**PROVIDED ENTRIES**.

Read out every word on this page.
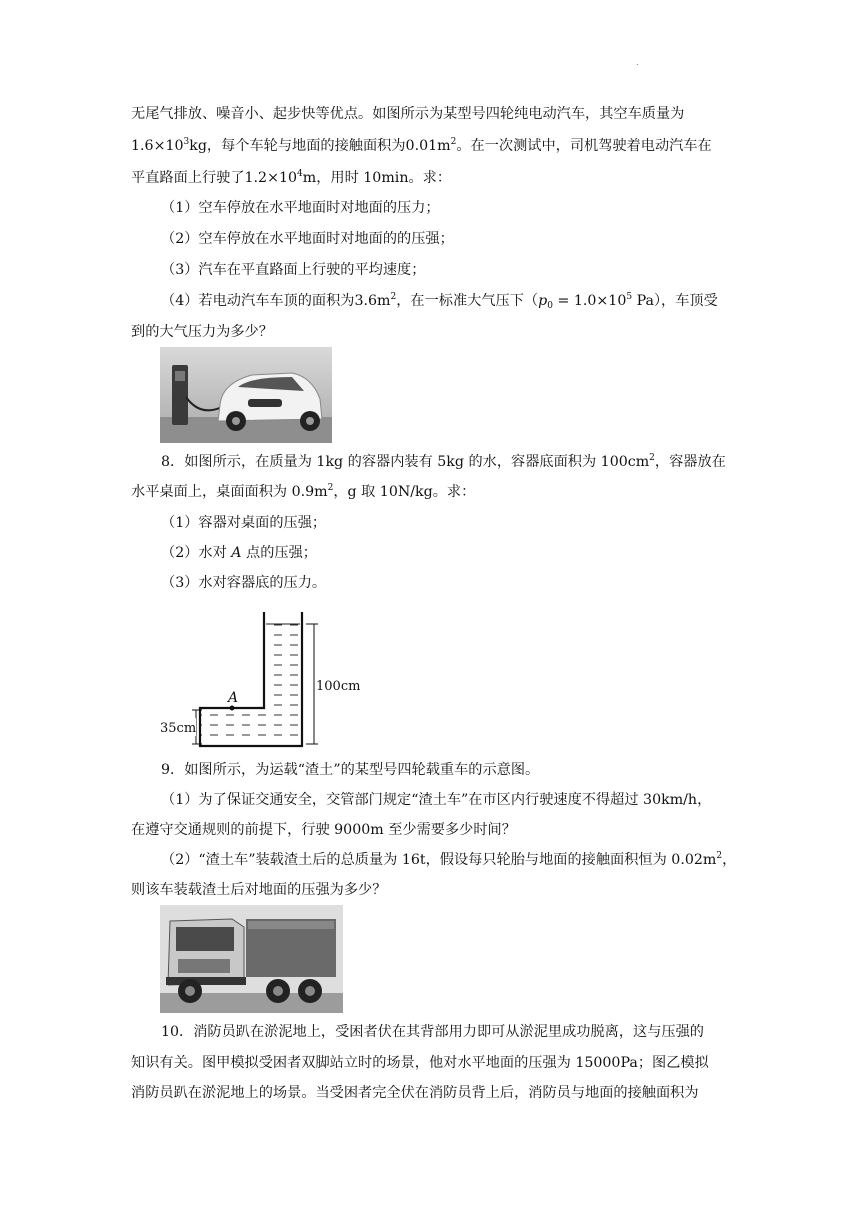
.
无尾气排放、噪音小、起步快等优点。如图所示为某型号四轮纯电动汽车，其空车质量为
$1.6\times 10^3kg$，每个车轮与地面的接触面积为$0.01m^2$。在一次测试中，司机驾驶着电动汽车在
平直路面上行驶了$1.2\times 10^4m$，用时 10min。求：
（1）空车停放在水平地面时对地面的压力；
（2）空车停放在水平地面时对地面的的压强；
（3）汽车在平直路面上行驶的平均速度；
（4）若电动汽车车顶的面积为$3.6m^2$，在一标准大气压下（$p_0 = 1.0\times 10^5$ Pa），车顶受
到的大气压力为多少？
8．如图所示，在质量为 1kg 的容器内装有 5kg 的水，容器底面积为 $100cm^2$，容器放在
水平桌面上，桌面面积为 $0.9m^2$，g 取 10N/kg。求：
（1）容器对桌面的压强；
（2）水对 A 点的压强；
（3）水对容器底的压力。
A
100cm
35cm
9．如图所示，为运载“渣土”的某型号四轮载重车的示意图。
（1）为了保证交通安全，交管部门规定“渣土车”在市区内行驶速度不得超过 30km/h，
在遵守交通规则的前提下，行驶 9000m 至少需要多少时间？
（2）“渣土车”装载渣土后的总质量为 16t，假设每只轮胎与地面的接触面积恒为 $0.02m^2$，
则该车装载渣土后对地面的压强为多少？
10．消防员趴在淤泥地上，受困者伏在其背部用力即可从淤泥里成功脱离，这与压强的
知识有关。图甲模拟受困者双脚站立时的场景，他对水平地面的压强为 15000Pa；图乙模拟
消防员趴在淤泥地上的场景。当受困者完全伏在消防员背上后，消防员与地面的接触面积为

**AIM OF THE TASK**. Output all of the data exactly as it stands, minus any images.

**OUTPUT FOR THIS EXERCISE**.
Read out every word on this page.
.
无尾气排放、噪音小、起步快等优点。如图所示为某型号四轮纯电动汽车，其空车质量为
$1.6\times 10^3kg$，每个车轮与地面的接触面积为$0.01m^2$。在一次测试中，司机驾驶着电动汽车在
平直路面上行驶了$1.2\times 10^4m$，用时 10min。求：
（1）空车停放在水平地面时对地面的压力；
（2）空车停放在水平地面时对地面的的压强；
（3）汽车在平直路面上行驶的平均速度；
（4）若电动汽车车顶的面积为$3.6m^2$，在一标准大气压下（$p_0 = 1.0\times 10^5$ Pa），车顶受
到的大气压力为多少？
8．如图所示，在质量为 1kg 的容器内装有 5kg 的水，容器底面积为 $100cm^2$，容器放在
水平桌面上，桌面面积为 $0.9m^2$，g 取 10N/kg。求：
（1）容器对桌面的压强；
（2）水对 A 点的压强；
（3）水对容器底的压力。
A
100cm
35cm
9．如图所示，为运载“渣土”的某型号四轮载重车的示意图。
（1）为了保证交通安全，交管部门规定“渣土车”在市区内行驶速度不得超过 30km/h，
在遵守交通规则的前提下，行驶 9000m 至少需要多少时间？
（2）“渣土车”装载渣土后的总质量为 16t，假设每只轮胎与地面的接触面积恒为 $0.02m^2$，
则该车装载渣土后对地面的压强为多少？
10．消防员趴在淤泥地上，受困者伏在其背部用力即可从淤泥里成功脱离，这与压强的
知识有关。图甲模拟受困者双脚站立时的场景，他对水平地面的压强为 15000Pa；图乙模拟
消防员趴在淤泥地上的场景。当受困者完全伏在消防员背上后，消防员与地面的接触面积为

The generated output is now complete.